(Stored data)
--*--
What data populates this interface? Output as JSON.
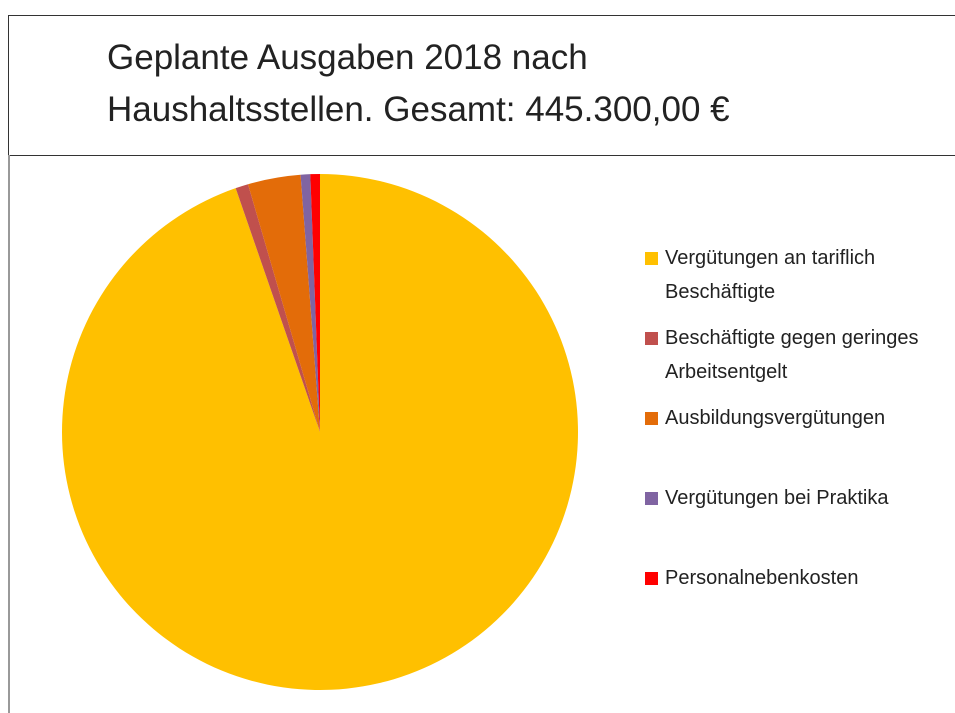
{
  "chart_data": {
    "type": "pie",
    "title": "Geplante Ausgaben 2018 nach Haushaltsstellen. Gesamt: 445.300,00 €",
    "categories": [
      "Vergütungen an tariflich Beschäftigte",
      "Beschäftigte gegen geringes Arbeitsentgelt",
      "Ausbildungsvergütungen",
      "Vergütungen bei Praktika",
      "Personalnebenkosten"
    ],
    "values": [
      94.7,
      0.8,
      3.3,
      0.6,
      0.6
    ],
    "colors": [
      "#FFC000",
      "#C0504D",
      "#E36C09",
      "#8064A2",
      "#FF0000"
    ],
    "legend": "right"
  }
}
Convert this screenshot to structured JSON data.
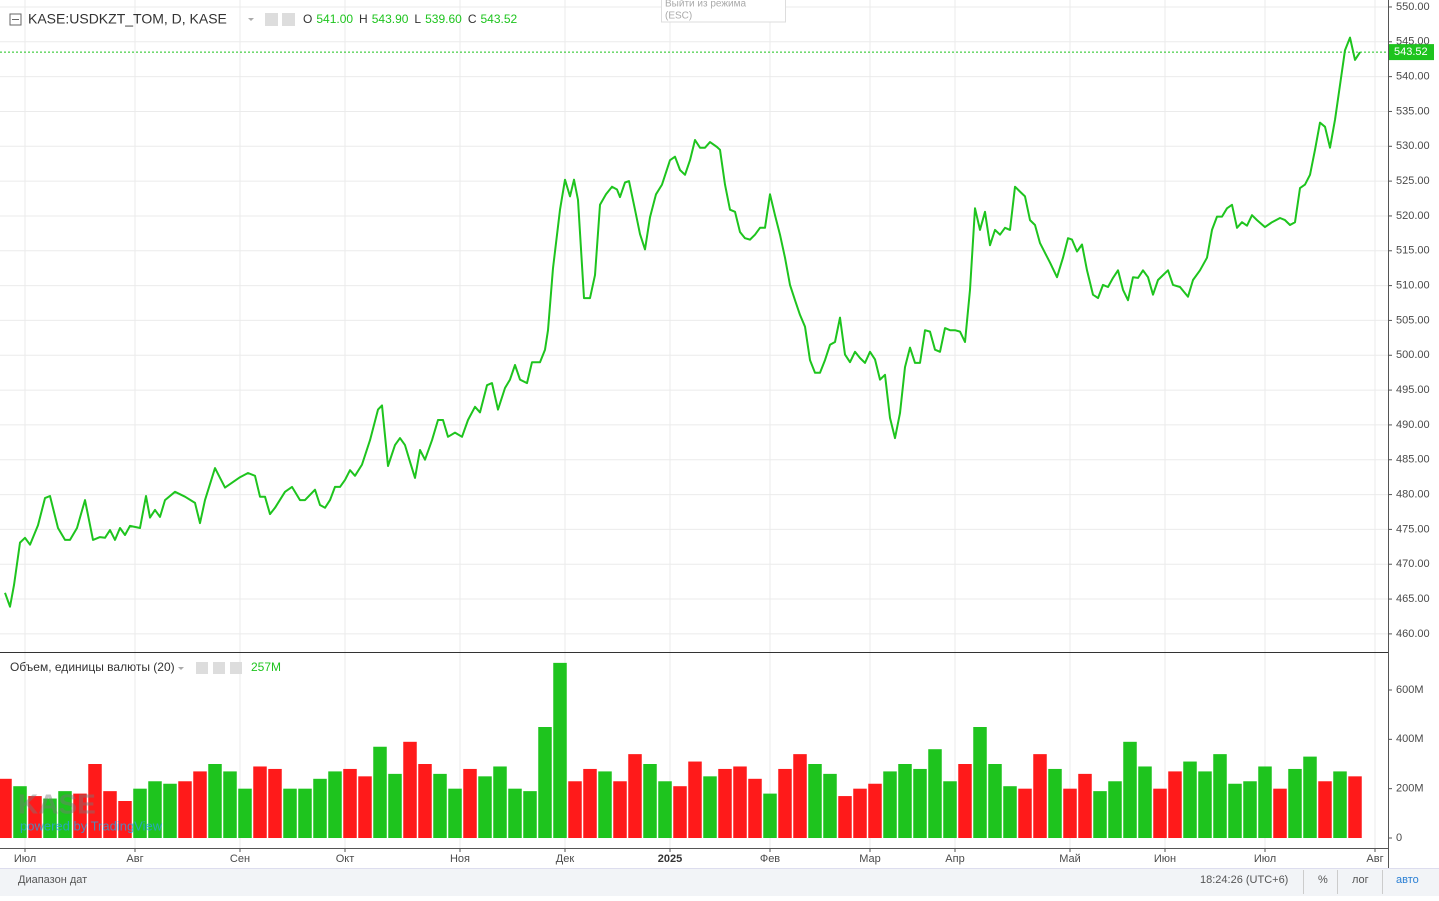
{
  "chart_data": [
    {
      "type": "line",
      "title": "KASE:USDKZT_TOM, D, KASE",
      "ohlc": [
        {
          "key": "O",
          "value": "541.00"
        },
        {
          "key": "H",
          "value": "543.90"
        },
        {
          "key": "L",
          "value": "539.60"
        },
        {
          "key": "C",
          "value": "543.52"
        }
      ],
      "color": "#1ec41e",
      "last_price": 543.52,
      "x": [
        0,
        1,
        1.8,
        3,
        4,
        5,
        6.6,
        8,
        9,
        10.6,
        12,
        13,
        14.4,
        16,
        17.6,
        19,
        20,
        21,
        22,
        23,
        24,
        25,
        27,
        28.2,
        29,
        30,
        31,
        32,
        34,
        36,
        38,
        39,
        40,
        42,
        44,
        47,
        48.6,
        50,
        51,
        52,
        53,
        54,
        56,
        57.4,
        59,
        60,
        62,
        63,
        64,
        65,
        66,
        67,
        68,
        69,
        70,
        71.4,
        73,
        74.6,
        75.4,
        76.6,
        78,
        79,
        80,
        81,
        82,
        83,
        84,
        85.4,
        86.6,
        87.6,
        88.6,
        90,
        91.4,
        92.6,
        94,
        95,
        96.4,
        97.4,
        98.6,
        100,
        101,
        102,
        103,
        104.4,
        105.4,
        107,
        108,
        108.6,
        109.6,
        111,
        112,
        113,
        113.8,
        114.6,
        115.8,
        117,
        118,
        119,
        120.2,
        121.4,
        122.4,
        123,
        124,
        124.8,
        126,
        127,
        128,
        129,
        130.2,
        131.4,
        133,
        134,
        135,
        136,
        137,
        138,
        139,
        140,
        141,
        142.4,
        143,
        144,
        145,
        146,
        147,
        148,
        149,
        150,
        151,
        152,
        153,
        154,
        155,
        156,
        157,
        158,
        159,
        160,
        161,
        162,
        163,
        164,
        165,
        166,
        167,
        168,
        169,
        170,
        171,
        172,
        173,
        174,
        175,
        176,
        177,
        178,
        179,
        180,
        181,
        182,
        183,
        184,
        185,
        186,
        187,
        188,
        189,
        190,
        191,
        192,
        193,
        194,
        195,
        196,
        197,
        198,
        199,
        200,
        201,
        202,
        203,
        204,
        205,
        206,
        207,
        209,
        210.4,
        211.6,
        212.6,
        213.4,
        214.4,
        215.4,
        216.4,
        217.6,
        218.6,
        219.6,
        220.6,
        221.6,
        222.6,
        223.6,
        224.6,
        225.6,
        226.6,
        227.6,
        228.6,
        229.6,
        230.6,
        231.6,
        232.6,
        233.6,
        235,
        236.6,
        237.6,
        239,
        240.4,
        241.4,
        242.4,
        243.4,
        244.4,
        245.4,
        246.4,
        247.4,
        248.4,
        249.4,
        250.4,
        252,
        253.4,
        255,
        256,
        257,
        258,
        259,
        260,
        261,
        262,
        263,
        264,
        265,
        266,
        267,
        268,
        269,
        270,
        271
      ],
      "values": [
        465.9,
        463.9,
        467.0,
        473.1,
        473.8,
        472.8,
        475.6,
        479.5,
        479.8,
        475.2,
        473.5,
        473.5,
        475.2,
        479.2,
        473.5,
        473.9,
        473.8,
        474.9,
        473.5,
        475.2,
        474.2,
        475.5,
        475.2,
        479.8,
        476.7,
        477.8,
        476.8,
        479.2,
        480.4,
        479.7,
        478.8,
        475.9,
        479.2,
        483.8,
        481.0,
        482.5,
        483.1,
        482.7,
        479.7,
        479.7,
        477.2,
        478.1,
        480.4,
        481.1,
        479.2,
        479.2,
        480.7,
        478.5,
        478.1,
        479.2,
        481.1,
        481.1,
        482.1,
        483.5,
        482.7,
        484.3,
        487.8,
        492.2,
        492.8,
        484.1,
        487.1,
        488.1,
        487.1,
        484.7,
        482.4,
        486.4,
        485.0,
        487.8,
        490.7,
        490.7,
        488.3,
        488.9,
        488.3,
        490.7,
        492.6,
        491.8,
        495.7,
        496.0,
        492.2,
        495.3,
        496.5,
        498.6,
        496.5,
        496.0,
        499.0,
        499.0,
        500.8,
        503.6,
        512.5,
        520.9,
        525.2,
        522.8,
        525.2,
        522.3,
        508.2,
        508.2,
        511.5,
        521.6,
        523.1,
        524.2,
        523.8,
        522.7,
        524.8,
        525.0,
        520.9,
        517.4,
        515.2,
        519.8,
        523.1,
        524.5,
        528.0,
        528.5,
        526.6,
        525.9,
        528.0,
        530.9,
        529.8,
        529.8,
        530.6,
        529.9,
        529.5,
        524.5,
        520.9,
        520.6,
        517.7,
        516.8,
        516.6,
        517.3,
        518.3,
        518.3,
        523.1,
        520.1,
        517.3,
        514.0,
        510.1,
        507.9,
        505.8,
        504.1,
        499.3,
        497.5,
        497.5,
        499.3,
        501.5,
        501.9,
        505.4,
        500.1,
        499.0,
        500.5,
        499.6,
        498.9,
        500.5,
        499.4,
        496.5,
        497.2,
        491.0,
        488.1,
        491.7,
        498.3,
        501.1,
        498.9,
        498.9,
        503.6,
        503.4,
        500.8,
        500.5,
        503.9,
        503.6,
        503.6,
        503.4,
        501.9,
        509.4,
        521.1,
        518.0,
        520.6,
        515.8,
        518.0,
        517.3,
        518.3,
        518.0,
        524.2,
        523.5,
        522.8,
        519.4,
        518.7,
        516.1,
        513.3,
        511.2,
        514.0,
        516.8,
        516.6,
        514.9,
        515.9,
        512.2,
        508.7,
        508.2,
        510.1,
        509.8,
        511.1,
        512.2,
        509.4,
        507.9,
        511.2,
        511.1,
        512.2,
        511.2,
        508.7,
        510.8,
        511.5,
        512.2,
        510.1,
        509.8,
        508.4,
        510.8,
        512.2,
        514.0,
        518.0,
        519.9,
        519.9,
        521.1,
        521.6,
        518.3,
        519.1,
        518.6,
        520.1,
        519.4,
        518.4,
        519.1,
        519.7,
        519.4,
        518.7,
        519.1,
        524.0,
        524.5,
        525.9,
        529.5,
        533.4,
        532.8,
        529.8,
        533.8,
        538.8,
        543.8,
        545.6,
        542.4,
        543.5
      ],
      "xlim": [
        0,
        276.6
      ],
      "xticks": [
        {
          "value": 4,
          "label": "Июл"
        },
        {
          "value": 26,
          "label": "Авг"
        },
        {
          "value": 47,
          "label": "Сен"
        },
        {
          "value": 68,
          "label": "Окт"
        },
        {
          "value": 91,
          "label": "Ноя"
        },
        {
          "value": 112,
          "label": "Дек"
        },
        {
          "value": 133,
          "label": "2025"
        },
        {
          "value": 153,
          "label": "Фев"
        },
        {
          "value": 173,
          "label": "Мар"
        },
        {
          "value": 190,
          "label": "Апр"
        },
        {
          "value": 213,
          "label": "Май"
        },
        {
          "value": 232,
          "label": "Июн"
        },
        {
          "value": 252,
          "label": "Июл"
        },
        {
          "value": 274,
          "label": "Авг"
        }
      ],
      "ylim": [
        457.4,
        551.0
      ],
      "yticks": [
        {
          "value": 460,
          "label": "460.00"
        },
        {
          "value": 465,
          "label": "465.00"
        },
        {
          "value": 470,
          "label": "470.00"
        },
        {
          "value": 475,
          "label": "475.00"
        },
        {
          "value": 480,
          "label": "480.00"
        },
        {
          "value": 485,
          "label": "485.00"
        },
        {
          "value": 490,
          "label": "490.00"
        },
        {
          "value": 495,
          "label": "495.00"
        },
        {
          "value": 500,
          "label": "500.00"
        },
        {
          "value": 505,
          "label": "505.00"
        },
        {
          "value": 510,
          "label": "510.00"
        },
        {
          "value": 515,
          "label": "515.00"
        },
        {
          "value": 520,
          "label": "520.00"
        },
        {
          "value": 525,
          "label": "525.00"
        },
        {
          "value": 530,
          "label": "530.00"
        },
        {
          "value": 535,
          "label": "535.00"
        },
        {
          "value": 540,
          "label": "540.00"
        },
        {
          "value": 545,
          "label": "545.00"
        },
        {
          "value": 550,
          "label": "550.00"
        }
      ],
      "grid": true
    },
    {
      "type": "bar",
      "title": "Объем, единицы валюты (20)",
      "last_value": {
        "value": 257,
        "label": "257M"
      },
      "up_color": "#1ec41e",
      "down_color": "#ff1a1a",
      "x": [
        0,
        3,
        6,
        9,
        12,
        15,
        18,
        21,
        24,
        27,
        30,
        33,
        36,
        39,
        42,
        45,
        48,
        51,
        54,
        57,
        60,
        63,
        66,
        69,
        72,
        75,
        78,
        81,
        84,
        87,
        90,
        93,
        96,
        99,
        102,
        105,
        108,
        111,
        114,
        117,
        120,
        123,
        126,
        129,
        132,
        135,
        138,
        141,
        144,
        147,
        150,
        153,
        156,
        159,
        162,
        165,
        168,
        171,
        174,
        177,
        180,
        183,
        186,
        189,
        192,
        195,
        198,
        201,
        204,
        207,
        210,
        213,
        216,
        219,
        222,
        225,
        228,
        231,
        234,
        237,
        240,
        243,
        246,
        249,
        252,
        255,
        258,
        261,
        264,
        267,
        270
      ],
      "values": [
        240,
        210,
        170,
        160,
        190,
        180,
        300,
        190,
        150,
        200,
        230,
        220,
        230,
        270,
        300,
        270,
        200,
        290,
        280,
        200,
        200,
        240,
        270,
        280,
        250,
        370,
        260,
        390,
        300,
        260,
        200,
        280,
        250,
        290,
        200,
        190,
        450,
        710,
        230,
        280,
        270,
        230,
        340,
        300,
        230,
        210,
        310,
        250,
        280,
        290,
        240,
        180,
        280,
        340,
        300,
        260,
        170,
        200,
        220,
        270,
        300,
        280,
        360,
        230,
        300,
        450,
        300,
        210,
        200,
        340,
        280,
        200,
        260,
        190,
        230,
        390,
        290,
        200,
        270,
        310,
        270,
        340,
        220,
        230,
        290,
        200,
        280,
        330,
        230,
        270,
        250
      ],
      "direction": [
        "down",
        "up",
        "down",
        "up",
        "up",
        "down",
        "down",
        "down",
        "down",
        "up",
        "up",
        "up",
        "down",
        "down",
        "up",
        "up",
        "up",
        "down",
        "down",
        "up",
        "up",
        "up",
        "up",
        "down",
        "down",
        "up",
        "up",
        "down",
        "down",
        "up",
        "up",
        "down",
        "up",
        "up",
        "up",
        "up",
        "up",
        "up",
        "down",
        "down",
        "up",
        "down",
        "down",
        "up",
        "up",
        "down",
        "down",
        "up",
        "down",
        "down",
        "down",
        "up",
        "down",
        "down",
        "up",
        "up",
        "down",
        "down",
        "down",
        "up",
        "up",
        "up",
        "up",
        "up",
        "down",
        "up",
        "up",
        "up",
        "down",
        "down",
        "up",
        "down",
        "down",
        "up",
        "up",
        "up",
        "up",
        "down",
        "down",
        "up",
        "up",
        "up",
        "up",
        "up",
        "up",
        "down",
        "up",
        "up",
        "down",
        "up",
        "down"
      ],
      "xlim": [
        0,
        276.6
      ],
      "ylim": [
        -40.5,
        750
      ],
      "yticks": [
        0,
        {
          "value": 200,
          "label": "200M"
        },
        {
          "value": 400,
          "label": "400M"
        },
        {
          "value": 600,
          "label": "600M"
        }
      ]
    }
  ],
  "ui": {
    "exit_hint": [
      "Выйти из режима",
      "(ESC)"
    ],
    "watermark": "KASE",
    "powered": "powered by TradingView",
    "date_range": "Диапазон дат",
    "clock": "18:24:26 (UTC+6)",
    "percent": "%",
    "log": "лог",
    "auto": "авто"
  }
}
--*--
**Exercise task**
Your answer should be a single number: the count of lines in the material above that contain "JSON".

**The completed task**
2